• SHORT PROBLEM: Transcribe all of the data exactly. Omit the pictures.

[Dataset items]

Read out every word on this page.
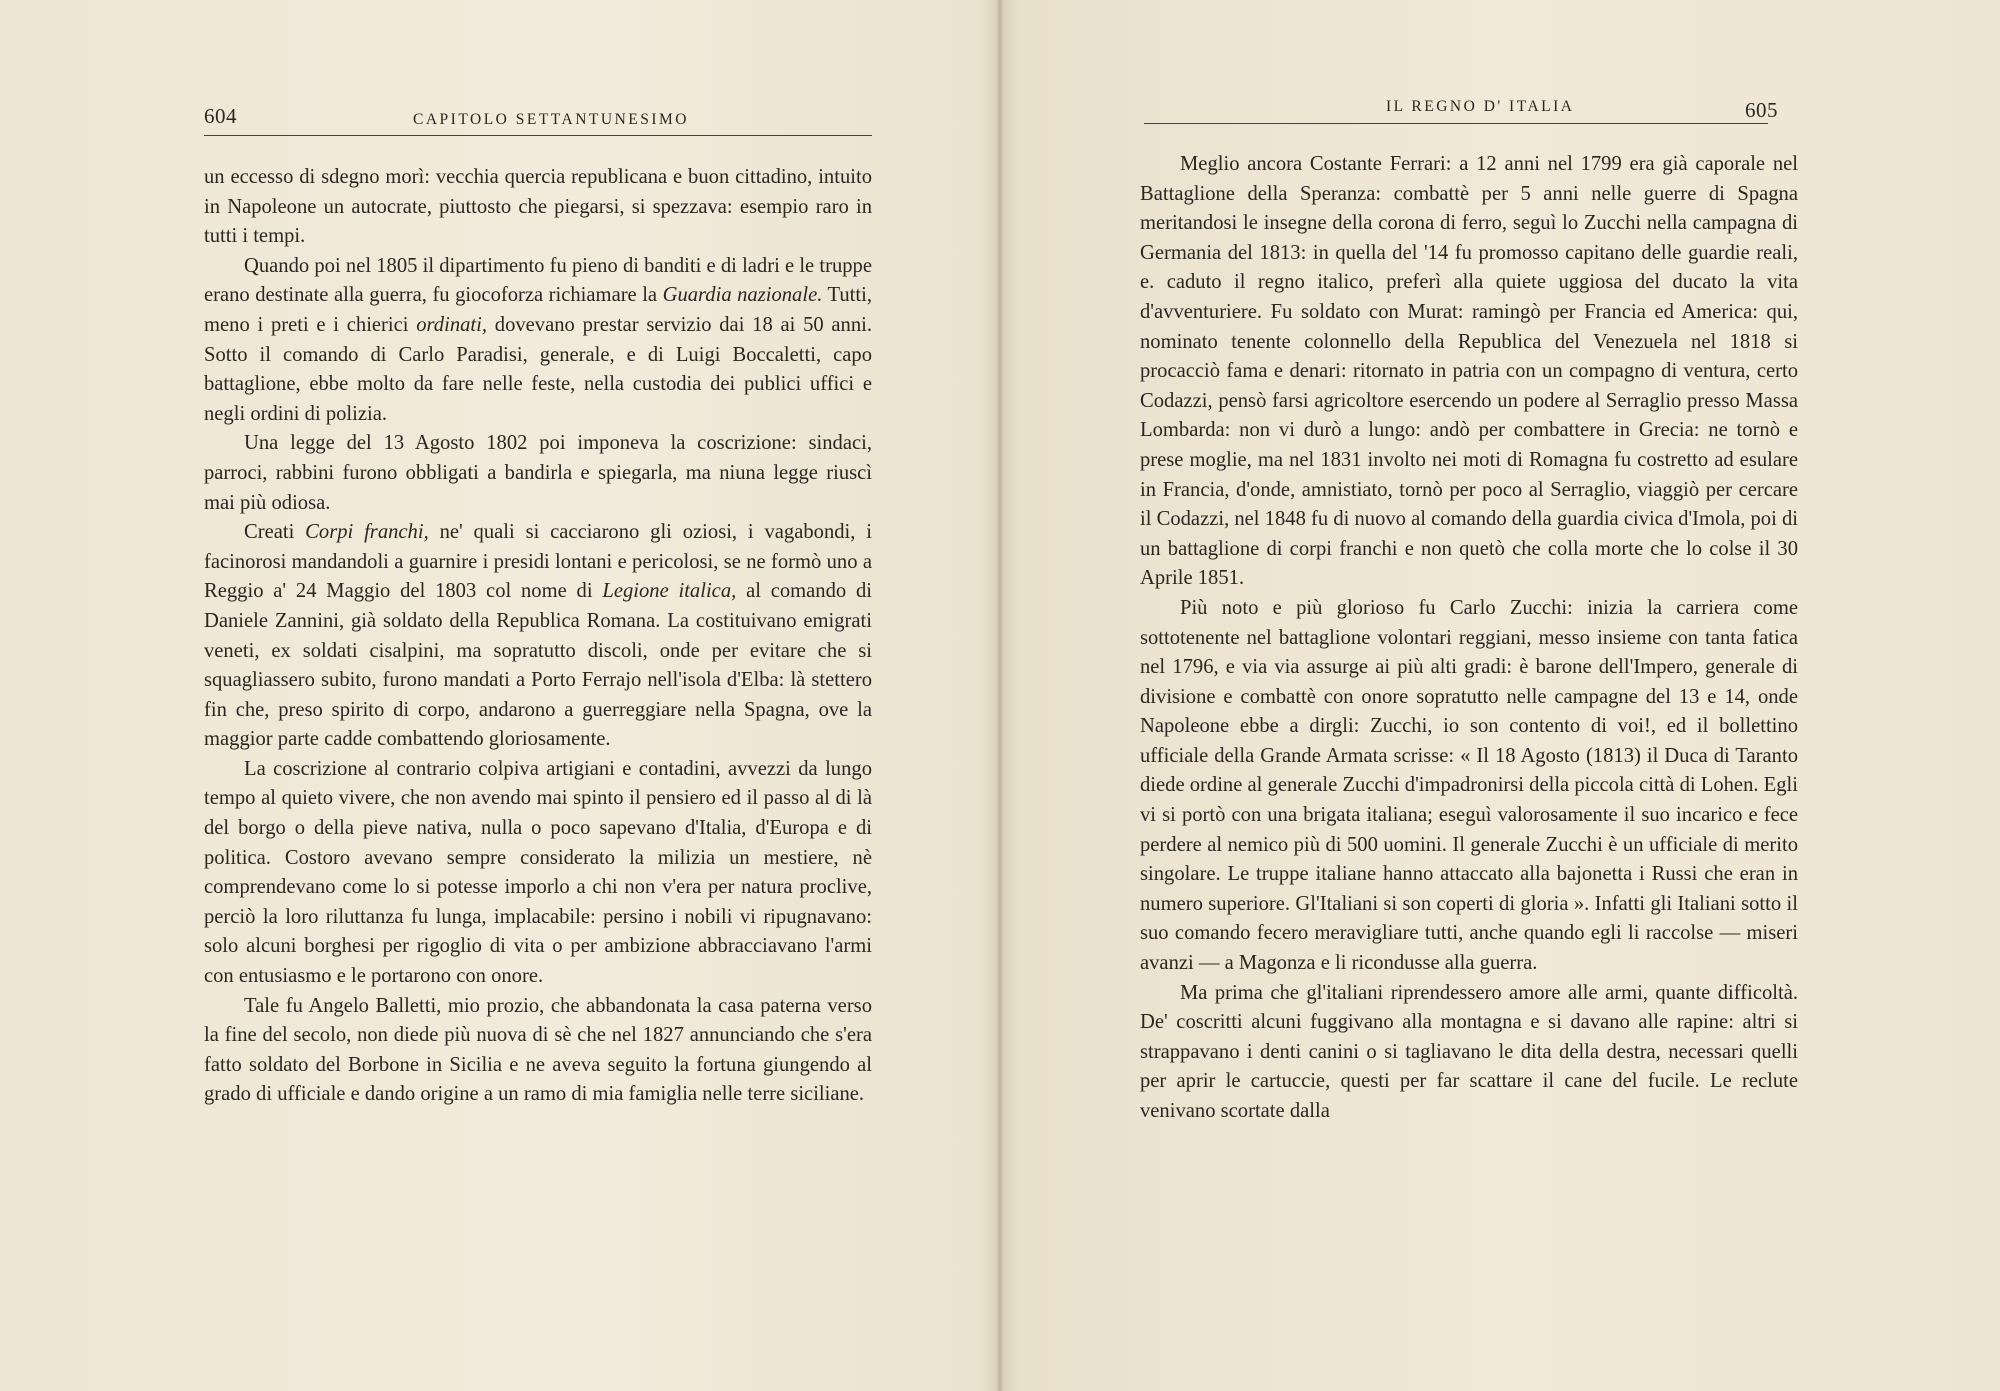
604	CAPITOLO SETTANTUNESIMO

un eccesso di sdegno morì: vecchia quercia republicana e buon cittadino, intuito in Napoleone un autocrate, piuttosto che piegarsi, si spezzava: esempio raro in tutti i tempi.

Quando poi nel 1805 il dipartimento fu pieno di banditi e di ladri e le truppe erano destinate alla guerra, fu giocoforza richiamare la Guardia nazionale. Tutti, meno i preti e i chierici ordinati, dovevano prestar servizio dai 18 ai 50 anni. Sotto il comando di Carlo Paradisi, generale, e di Luigi Boccaletti, capo battaglione, ebbe molto da fare nelle feste, nella custodia dei publici uffici e negli ordini di polizia.

Una legge del 13 Agosto 1802 poi imponeva la coscrizione: sindaci, parroci, rabbini furono obbligati a bandirla e spiegarla, ma niuna legge riuscì mai più odiosa.

Creati Corpi franchi, ne' quali si cacciarono gli oziosi, i vagabondi, i facinorosi mandandoli a guarnire i presidi lontani e pericolosi, se ne formò uno a Reggio a' 24 Maggio del 1803 col nome di Legione italica, al comando di Daniele Zannini, già soldato della Republica Romana. La costituivano emigrati veneti, ex soldati cisalpini, ma sopratutto discoli, onde per evitare che si squagliassero subito, furono mandati a Porto Ferrajo nell'isola d'Elba: là stettero fin che, preso spirito di corpo, andarono a guerreggiare nella Spagna, ove la maggior parte cadde combattendo gloriosamente.

La coscrizione al contrario colpiva artigiani e contadini, avvezzi da lungo tempo al quieto vivere, che non avendo mai spinto il pensiero ed il passo al di là del borgo o della pieve nativa, nulla o poco sapevano d'Italia, d'Europa e di politica. Costoro avevano sempre considerato la milizia un mestiere, nè comprendevano come lo si potesse imporlo a chi non v'era per natura proclive, perciò la loro riluttanza fu lunga, implacabile: persino i nobili vi ripugnavano: solo alcuni borghesi per rigoglio di vita o per ambizione abbracciavano l'armi con entusiasmo e le portarono con onore.

Tale fu Angelo Balletti, mio prozio, che abbandonata la casa paterna verso la fine del secolo, non diede più nuova di sè che nel 1827 annunciando che s'era fatto soldato del Borbone in Sicilia e ne aveva seguito la fortuna giungendo al grado di ufficiale e dando origine a un ramo di mia famiglia nelle terre siciliane.

IL REGNO D' ITALIA	605

Meglio ancora Costante Ferrari: a 12 anni nel 1799 era già caporale nel Battaglione della Speranza: combattè per 5 anni nelle guerre di Spagna meritandosi le insegne della corona di ferro, seguì lo Zucchi nella campagna di Germania del 1813: in quella del '14 fu promosso capitano delle guardie reali, e. caduto il regno italico, preferì alla quiete uggiosa del ducato la vita d'avventuriere. Fu soldato con Murat: ramingò per Francia ed America: qui, nominato tenente colonnello della Republica del Venezuela nel 1818 si procacciò fama e denari: ritornato in patria con un compagno di ventura, certo Codazzi, pensò farsi agricoltore esercendo un podere al Serraglio presso Massa Lombarda: non vi durò a lungo: andò per combattere in Grecia: ne tornò e prese moglie, ma nel 1831 involto nei moti di Romagna fu costretto ad esulare in Francia, d'onde, amnistiato, tornò per poco al Serraglio, viaggiò per cercare il Codazzi, nel 1848 fu di nuovo al comando della guardia civica d'Imola, poi di un battaglione di corpi franchi e non quetò che colla morte che lo colse il 30 Aprile 1851.

Più noto e più glorioso fu Carlo Zucchi: inizia la carriera come sottotenente nel battaglione volontari reggiani, messo insieme con tanta fatica nel 1796, e via via assurge ai più alti gradi: è barone dell'Impero, generale di divisione e combattè con onore sopratutto nelle campagne del 13 e 14, onde Napoleone ebbe a dirgli: Zucchi, io son contento di voi!, ed il bollettino ufficiale della Grande Armata scrisse: « Il 18 Agosto (1813) il Duca di Taranto diede ordine al generale Zucchi d'impadronirsi della piccola città di Lohen. Egli vi si portò con una brigata italiana; eseguì valorosamente il suo incarico e fece perdere al nemico più di 500 uomini. Il generale Zucchi è un ufficiale di merito singolare. Le truppe italiane hanno attaccato alla bajonetta i Russi che eran in numero superiore. Gl'Italiani si son coperti di gloria ». Infatti gli Italiani sotto il suo comando fecero meravigliare tutti, anche quando egli li raccolse — miseri avanzi — a Magonza e li ricondusse alla guerra.

Ma prima che gl'italiani riprendessero amore alle armi, quante difficoltà. De' coscritti alcuni fuggivano alla montagna e si davano alle rapine: altri si strappavano i denti canini o si tagliavano le dita della destra, necessari quelli per aprir le cartuccie, questi per far scattare il cane del fucile. Le reclute venivano scortate dalla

• SOLUTION TO THIS EXERCISE:
Read out every word on this page.
604	CAPITOLO SETTANTUNESIMO

un eccesso di sdegno morì: vecchia quercia republicana e buon cittadino, intuito in Napoleone un autocrate, piuttosto che piegarsi, si spezzava: esempio raro in tutti i tempi.

Quando poi nel 1805 il dipartimento fu pieno di banditi e di ladri e le truppe erano destinate alla guerra, fu giocoforza richiamare la Guardia nazionale. Tutti, meno i preti e i chierici ordinati, dovevano prestar servizio dai 18 ai 50 anni. Sotto il comando di Carlo Paradisi, generale, e di Luigi Boccaletti, capo battaglione, ebbe molto da fare nelle feste, nella custodia dei publici uffici e negli ordini di polizia.

Una legge del 13 Agosto 1802 poi imponeva la coscrizione: sindaci, parroci, rabbini furono obbligati a bandirla e spiegarla, ma niuna legge riuscì mai più odiosa.

Creati Corpi franchi, ne' quali si cacciarono gli oziosi, i vagabondi, i facinorosi mandandoli a guarnire i presidi lontani e pericolosi, se ne formò uno a Reggio a' 24 Maggio del 1803 col nome di Legione italica, al comando di Daniele Zannini, già soldato della Republica Romana. La costituivano emigrati veneti, ex soldati cisalpini, ma sopratutto discoli, onde per evitare che si squagliassero subito, furono mandati a Porto Ferrajo nell'isola d'Elba: là stettero fin che, preso spirito di corpo, andarono a guerreggiare nella Spagna, ove la maggior parte cadde combattendo gloriosamente.

La coscrizione al contrario colpiva artigiani e contadini, avvezzi da lungo tempo al quieto vivere, che non avendo mai spinto il pensiero ed il passo al di là del borgo o della pieve nativa, nulla o poco sapevano d'Italia, d'Europa e di politica. Costoro avevano sempre considerato la milizia un mestiere, nè comprendevano come lo si potesse imporlo a chi non v'era per natura proclive, perciò la loro riluttanza fu lunga, implacabile: persino i nobili vi ripugnavano: solo alcuni borghesi per rigoglio di vita o per ambizione abbracciavano l'armi con entusiasmo e le portarono con onore.

Tale fu Angelo Balletti, mio prozio, che abbandonata la casa paterna verso la fine del secolo, non diede più nuova di sè che nel 1827 annunciando che s'era fatto soldato del Borbone in Sicilia e ne aveva seguito la fortuna giungendo al grado di ufficiale e dando origine a un ramo di mia famiglia nelle terre siciliane.

IL REGNO D' ITALIA	605

Meglio ancora Costante Ferrari: a 12 anni nel 1799 era già caporale nel Battaglione della Speranza: combattè per 5 anni nelle guerre di Spagna meritandosi le insegne della corona di ferro, seguì lo Zucchi nella campagna di Germania del 1813: in quella del '14 fu promosso capitano delle guardie reali, e. caduto il regno italico, preferì alla quiete uggiosa del ducato la vita d'avventuriere. Fu soldato con Murat: ramingò per Francia ed America: qui, nominato tenente colonnello della Republica del Venezuela nel 1818 si procacciò fama e denari: ritornato in patria con un compagno di ventura, certo Codazzi, pensò farsi agricoltore esercendo un podere al Serraglio presso Massa Lombarda: non vi durò a lungo: andò per combattere in Grecia: ne tornò e prese moglie, ma nel 1831 involto nei moti di Romagna fu costretto ad esulare in Francia, d'onde, amnistiato, tornò per poco al Serraglio, viaggiò per cercare il Codazzi, nel 1848 fu di nuovo al comando della guardia civica d'Imola, poi di un battaglione di corpi franchi e non quetò che colla morte che lo colse il 30 Aprile 1851.

Più noto e più glorioso fu Carlo Zucchi: inizia la carriera come sottotenente nel battaglione volontari reggiani, messo insieme con tanta fatica nel 1796, e via via assurge ai più alti gradi: è barone dell'Impero, generale di divisione e combattè con onore sopratutto nelle campagne del 13 e 14, onde Napoleone ebbe a dirgli: Zucchi, io son contento di voi!, ed il bollettino ufficiale della Grande Armata scrisse: « Il 18 Agosto (1813) il Duca di Taranto diede ordine al generale Zucchi d'impadronirsi della piccola città di Lohen. Egli vi si portò con una brigata italiana; eseguì valorosamente il suo incarico e fece perdere al nemico più di 500 uomini. Il generale Zucchi è un ufficiale di merito singolare. Le truppe italiane hanno attaccato alla bajonetta i Russi che eran in numero superiore. Gl'Italiani si son coperti di gloria ». Infatti gli Italiani sotto il suo comando fecero meravigliare tutti, anche quando egli li raccolse — miseri avanzi — a Magonza e li ricondusse alla guerra.

Ma prima che gl'italiani riprendessero amore alle armi, quante difficoltà. De' coscritti alcuni fuggivano alla montagna e si davano alle rapine: altri si strappavano i denti canini o si tagliavano le dita della destra, necessari quelli per aprir le cartuccie, questi per far scattare il cane del fucile. Le reclute venivano scortate dalla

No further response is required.